## begin
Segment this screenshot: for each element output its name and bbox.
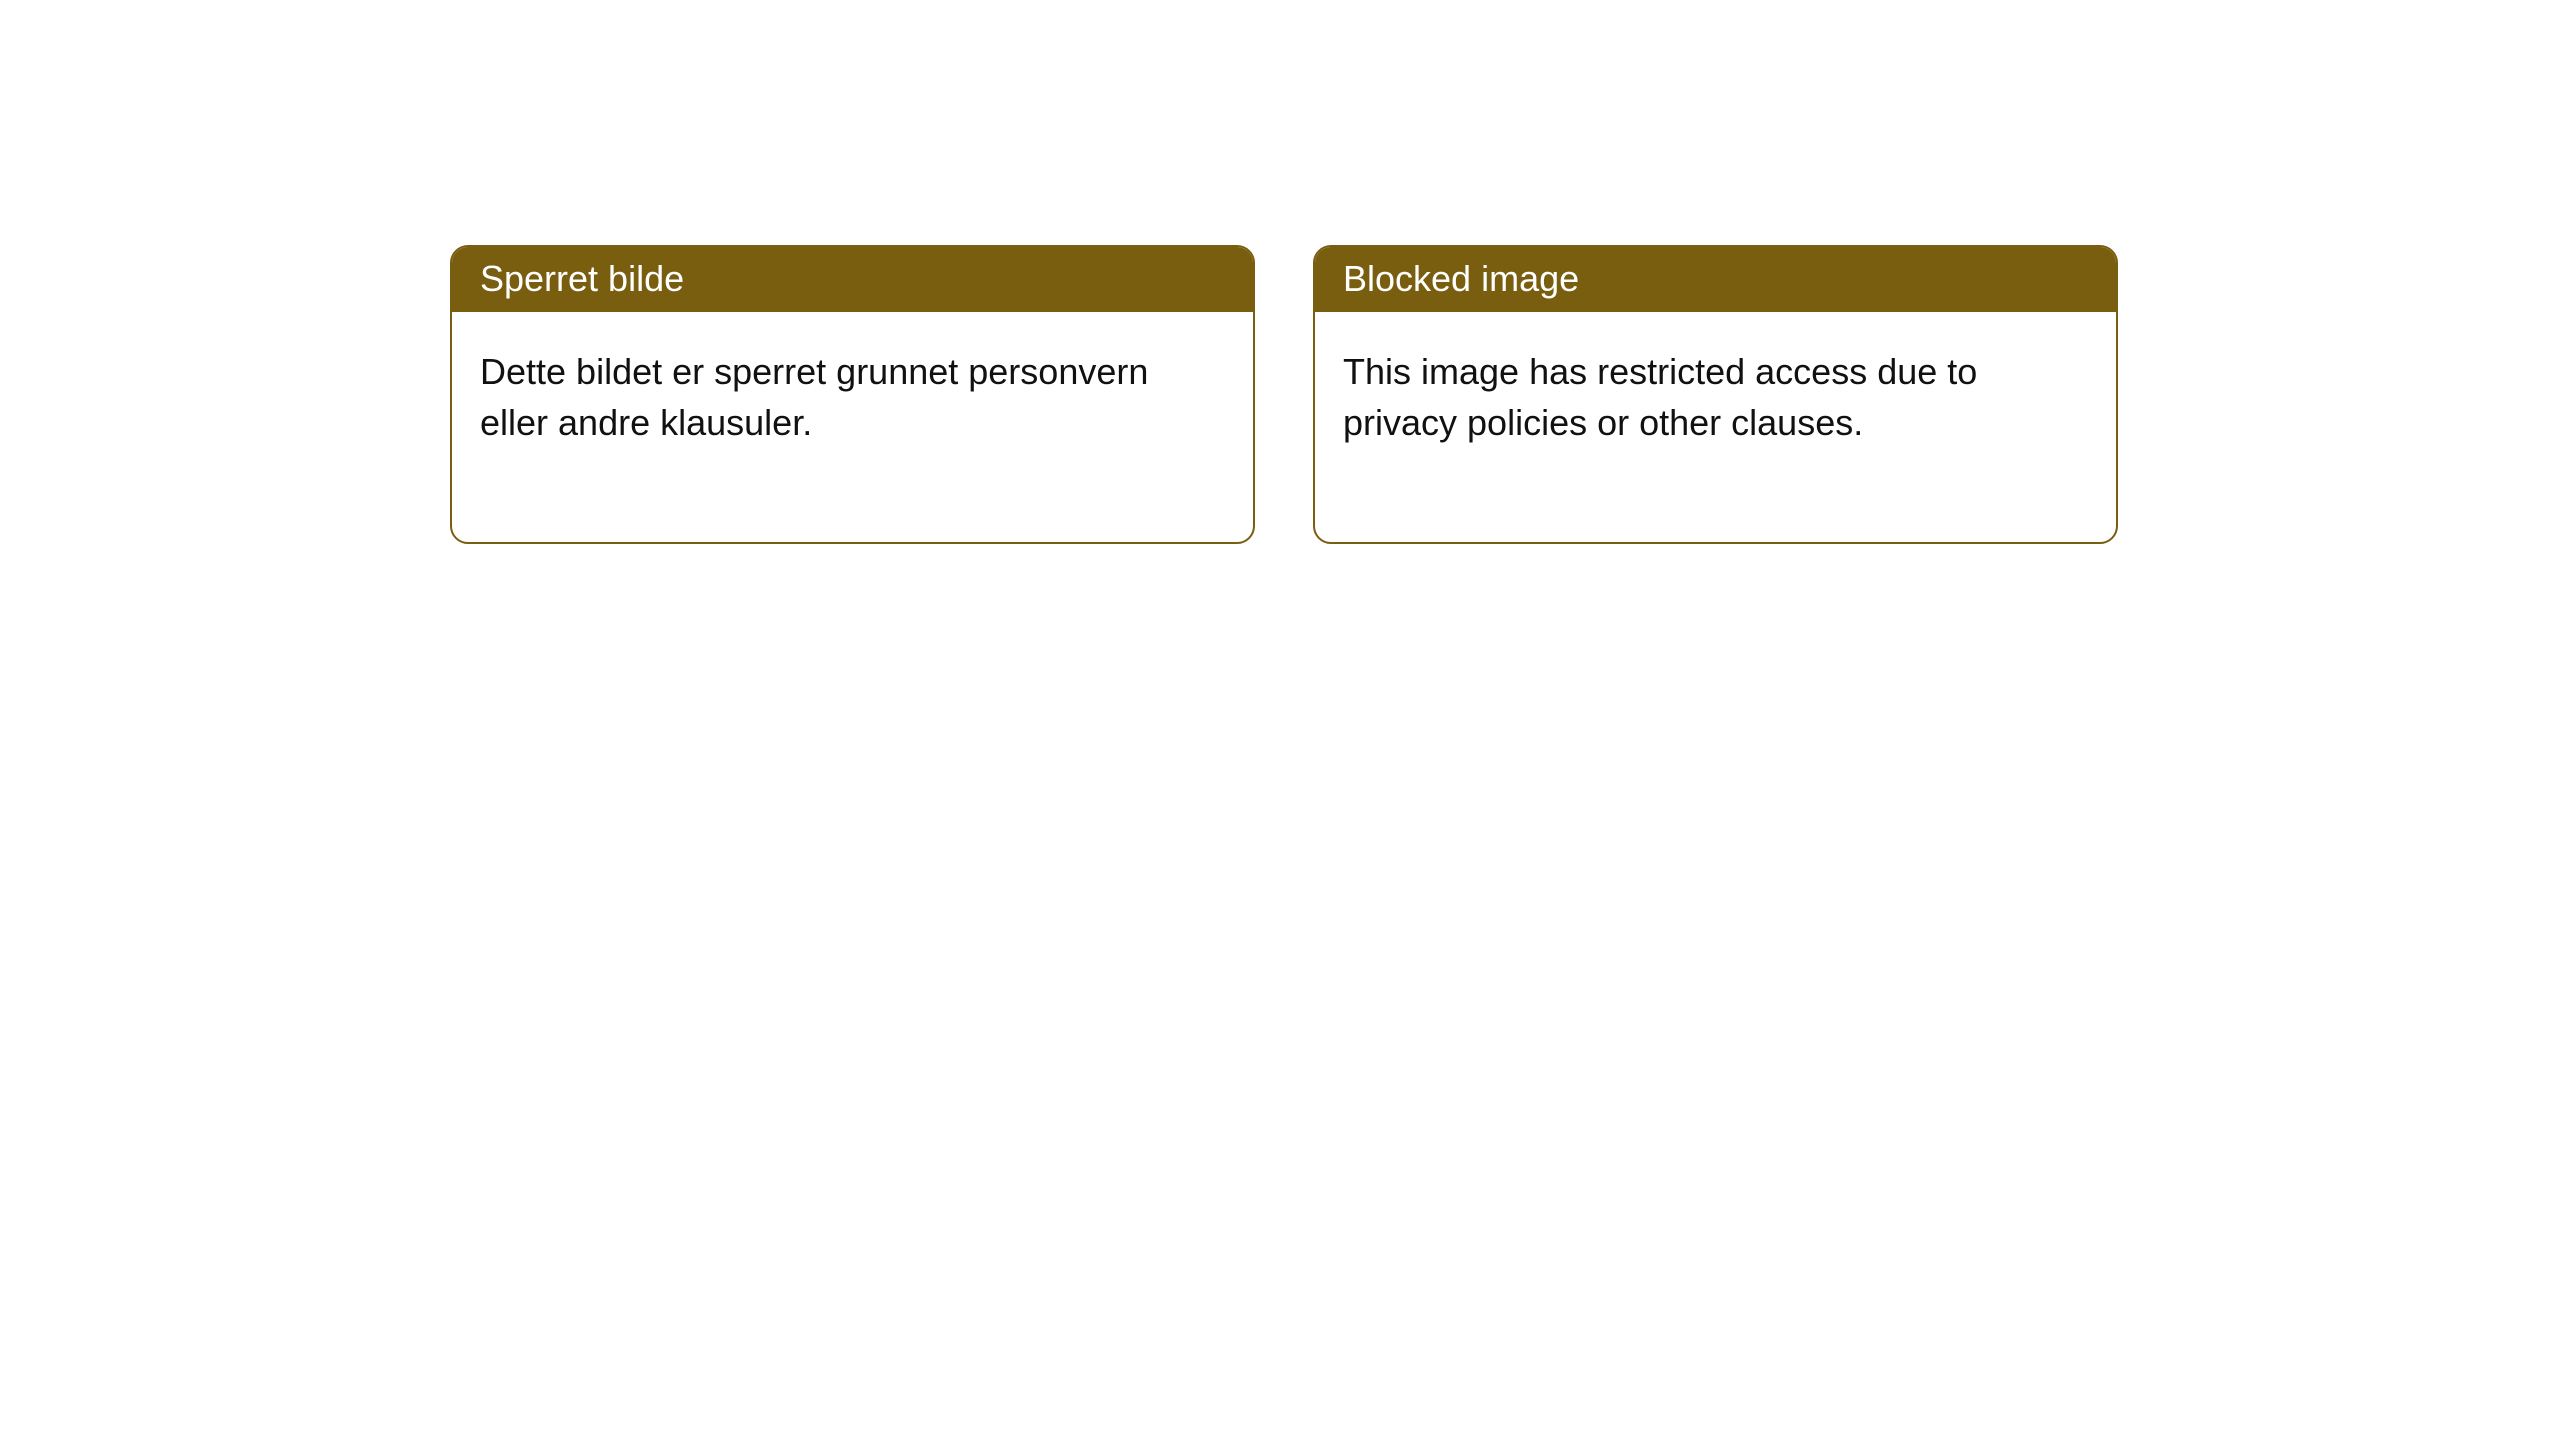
card-body: This image has restricted access due to … <box>1315 312 2116 542</box>
notice-card-norwegian: Sperret bilde Dette bildet er sperret gr… <box>450 245 1255 544</box>
card-body-text: Dette bildet er sperret grunnet personve… <box>480 351 1148 443</box>
card-title: Blocked image <box>1343 258 1579 299</box>
card-header: Sperret bilde <box>452 247 1253 312</box>
card-header: Blocked image <box>1315 247 2116 312</box>
notice-card-english: Blocked image This image has restricted … <box>1313 245 2118 544</box>
card-body-text: This image has restricted access due to … <box>1343 351 1977 443</box>
card-body: Dette bildet er sperret grunnet personve… <box>452 312 1253 542</box>
notice-container: Sperret bilde Dette bildet er sperret gr… <box>450 245 2118 544</box>
card-title: Sperret bilde <box>480 258 684 299</box>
## end
Print each line of the records above word for word, leaving out the picture.

Segment this screenshot: for each element output its name and bbox.
card-body: This image has restricted access due to … <box>1315 312 2116 542</box>
notice-card-norwegian: Sperret bilde Dette bildet er sperret gr… <box>450 245 1255 544</box>
card-body-text: Dette bildet er sperret grunnet personve… <box>480 351 1148 443</box>
card-title: Blocked image <box>1343 258 1579 299</box>
card-header: Sperret bilde <box>452 247 1253 312</box>
card-header: Blocked image <box>1315 247 2116 312</box>
notice-card-english: Blocked image This image has restricted … <box>1313 245 2118 544</box>
card-body-text: This image has restricted access due to … <box>1343 351 1977 443</box>
card-body: Dette bildet er sperret grunnet personve… <box>452 312 1253 542</box>
notice-container: Sperret bilde Dette bildet er sperret gr… <box>450 245 2118 544</box>
card-title: Sperret bilde <box>480 258 684 299</box>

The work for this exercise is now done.